━━━━━ SUPPLIED DATA ━━━━━

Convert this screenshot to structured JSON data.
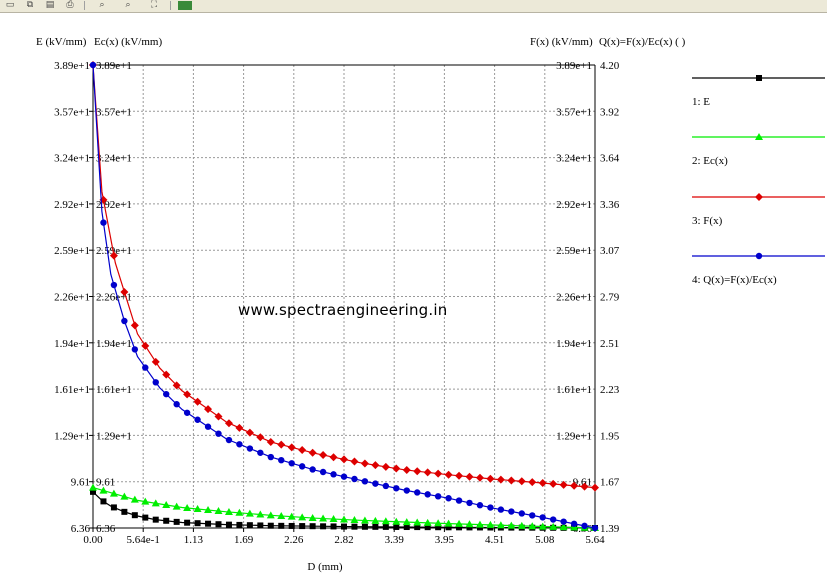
{
  "toolbar": {
    "buttons": [
      {
        "icon": "new-doc-icon"
      },
      {
        "icon": "copy-icon"
      },
      {
        "icon": "paste-icon"
      },
      {
        "icon": "print-icon"
      },
      {
        "icon": "zoom-in-icon"
      },
      {
        "icon": "zoom-out-icon"
      },
      {
        "icon": "zoom-fit-icon"
      },
      {
        "icon": "color-settings-icon"
      }
    ]
  },
  "watermark": "www.spectraengineering.in",
  "chart_data": {
    "type": "line",
    "xlabel": "D (mm)",
    "left_axis_labels": [
      "E (kV/mm)",
      "Ec(x) (kV/mm)"
    ],
    "right_axis_labels": [
      "F(x) (kV/mm)",
      "Q(x)=F(x)/Ec(x) ( )"
    ],
    "xlim": [
      0,
      5.64
    ],
    "ylim": [
      6.36,
      38.9
    ],
    "q_lim": [
      1.39,
      4.2
    ],
    "x_ticks": [
      "0.00",
      "5.64e-1",
      "1.13",
      "1.69",
      "2.26",
      "2.82",
      "3.39",
      "3.95",
      "4.51",
      "5.08",
      "5.64"
    ],
    "y_ticks": [
      "6.36",
      "9.61",
      "1.29e+1",
      "1.61e+1",
      "1.94e+1",
      "2.26e+1",
      "2.59e+1",
      "2.92e+1",
      "3.24e+1",
      "3.57e+1",
      "3.89e+1"
    ],
    "q_ticks": [
      "1.39",
      "1.67",
      "1.95",
      "2.23",
      "2.51",
      "2.79",
      "3.07",
      "3.36",
      "3.64",
      "3.92",
      "4.20"
    ],
    "grid": true,
    "legend_position": "right",
    "series": [
      {
        "name": "1: E",
        "color": "#000000",
        "marker": "square",
        "axis": "left",
        "x": [
          0,
          0.1,
          0.2,
          0.35,
          0.5,
          0.7,
          1.0,
          1.5,
          2.0,
          3.0,
          4.0,
          5.0,
          5.64
        ],
        "values": [
          8.9,
          8.3,
          7.9,
          7.5,
          7.2,
          6.95,
          6.75,
          6.6,
          6.52,
          6.45,
          6.41,
          6.38,
          6.36
        ]
      },
      {
        "name": "2: Ec(x)",
        "color": "#00ee00",
        "marker": "triangle",
        "axis": "left",
        "x": [
          0,
          0.5,
          1.0,
          1.5,
          2.0,
          2.5,
          3.0,
          3.5,
          4.0,
          4.5,
          5.0,
          5.64
        ],
        "values": [
          9.2,
          8.3,
          7.8,
          7.5,
          7.25,
          7.05,
          6.9,
          6.78,
          6.67,
          6.57,
          6.47,
          6.36
        ]
      },
      {
        "name": "3: F(x)",
        "color": "#dd0000",
        "marker": "diamond",
        "axis": "left",
        "x": [
          0,
          0.1,
          0.25,
          0.5,
          0.75,
          1.0,
          1.5,
          2.0,
          2.5,
          3.0,
          3.5,
          4.0,
          4.5,
          5.0,
          5.64
        ],
        "values": [
          38.9,
          30.0,
          25.0,
          20.0,
          17.6,
          16.0,
          13.8,
          12.4,
          11.6,
          10.95,
          10.45,
          10.1,
          9.8,
          9.55,
          9.2
        ]
      },
      {
        "name": "4: Q(x)=F(x)/Ec(x)",
        "color": "#0000cc",
        "marker": "circle",
        "axis": "right",
        "x": [
          0,
          0.1,
          0.2,
          0.35,
          0.5,
          0.75,
          1.0,
          1.5,
          2.0,
          2.5,
          3.0,
          3.5,
          4.0,
          4.5,
          5.0,
          5.64
        ],
        "values": [
          4.2,
          3.31,
          2.93,
          2.65,
          2.43,
          2.24,
          2.11,
          1.93,
          1.82,
          1.74,
          1.68,
          1.62,
          1.57,
          1.51,
          1.46,
          1.39
        ]
      }
    ]
  }
}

━━━━━

◆ WRITTEN EXERCISE ◆
Your task is to reproduce all of the material exactly. The pictures stay out.

◆ TASK ANSWER ◆
Convert this screenshot to structured JSON data.
{
  "toolbar": {
    "buttons": [
      {
        "icon": "new-doc-icon"
      },
      {
        "icon": "copy-icon"
      },
      {
        "icon": "paste-icon"
      },
      {
        "icon": "print-icon"
      },
      {
        "icon": "zoom-in-icon"
      },
      {
        "icon": "zoom-out-icon"
      },
      {
        "icon": "zoom-fit-icon"
      },
      {
        "icon": "color-settings-icon"
      }
    ]
  },
  "watermark": "www.spectraengineering.in",
  "chart_data": {
    "type": "line",
    "xlabel": "D (mm)",
    "left_axis_labels": [
      "E (kV/mm)",
      "Ec(x) (kV/mm)"
    ],
    "right_axis_labels": [
      "F(x) (kV/mm)",
      "Q(x)=F(x)/Ec(x) ( )"
    ],
    "xlim": [
      0,
      5.64
    ],
    "ylim": [
      6.36,
      38.9
    ],
    "q_lim": [
      1.39,
      4.2
    ],
    "x_ticks": [
      "0.00",
      "5.64e-1",
      "1.13",
      "1.69",
      "2.26",
      "2.82",
      "3.39",
      "3.95",
      "4.51",
      "5.08",
      "5.64"
    ],
    "y_ticks": [
      "6.36",
      "9.61",
      "1.29e+1",
      "1.61e+1",
      "1.94e+1",
      "2.26e+1",
      "2.59e+1",
      "2.92e+1",
      "3.24e+1",
      "3.57e+1",
      "3.89e+1"
    ],
    "q_ticks": [
      "1.39",
      "1.67",
      "1.95",
      "2.23",
      "2.51",
      "2.79",
      "3.07",
      "3.36",
      "3.64",
      "3.92",
      "4.20"
    ],
    "grid": true,
    "legend_position": "right",
    "series": [
      {
        "name": "1: E",
        "color": "#000000",
        "marker": "square",
        "axis": "left",
        "x": [
          0,
          0.1,
          0.2,
          0.35,
          0.5,
          0.7,
          1.0,
          1.5,
          2.0,
          3.0,
          4.0,
          5.0,
          5.64
        ],
        "values": [
          8.9,
          8.3,
          7.9,
          7.5,
          7.2,
          6.95,
          6.75,
          6.6,
          6.52,
          6.45,
          6.41,
          6.38,
          6.36
        ]
      },
      {
        "name": "2: Ec(x)",
        "color": "#00ee00",
        "marker": "triangle",
        "axis": "left",
        "x": [
          0,
          0.5,
          1.0,
          1.5,
          2.0,
          2.5,
          3.0,
          3.5,
          4.0,
          4.5,
          5.0,
          5.64
        ],
        "values": [
          9.2,
          8.3,
          7.8,
          7.5,
          7.25,
          7.05,
          6.9,
          6.78,
          6.67,
          6.57,
          6.47,
          6.36
        ]
      },
      {
        "name": "3: F(x)",
        "color": "#dd0000",
        "marker": "diamond",
        "axis": "left",
        "x": [
          0,
          0.1,
          0.25,
          0.5,
          0.75,
          1.0,
          1.5,
          2.0,
          2.5,
          3.0,
          3.5,
          4.0,
          4.5,
          5.0,
          5.64
        ],
        "values": [
          38.9,
          30.0,
          25.0,
          20.0,
          17.6,
          16.0,
          13.8,
          12.4,
          11.6,
          10.95,
          10.45,
          10.1,
          9.8,
          9.55,
          9.2
        ]
      },
      {
        "name": "4: Q(x)=F(x)/Ec(x)",
        "color": "#0000cc",
        "marker": "circle",
        "axis": "right",
        "x": [
          0,
          0.1,
          0.2,
          0.35,
          0.5,
          0.75,
          1.0,
          1.5,
          2.0,
          2.5,
          3.0,
          3.5,
          4.0,
          4.5,
          5.0,
          5.64
        ],
        "values": [
          4.2,
          3.31,
          2.93,
          2.65,
          2.43,
          2.24,
          2.11,
          1.93,
          1.82,
          1.74,
          1.68,
          1.62,
          1.57,
          1.51,
          1.46,
          1.39
        ]
      }
    ]
  }
}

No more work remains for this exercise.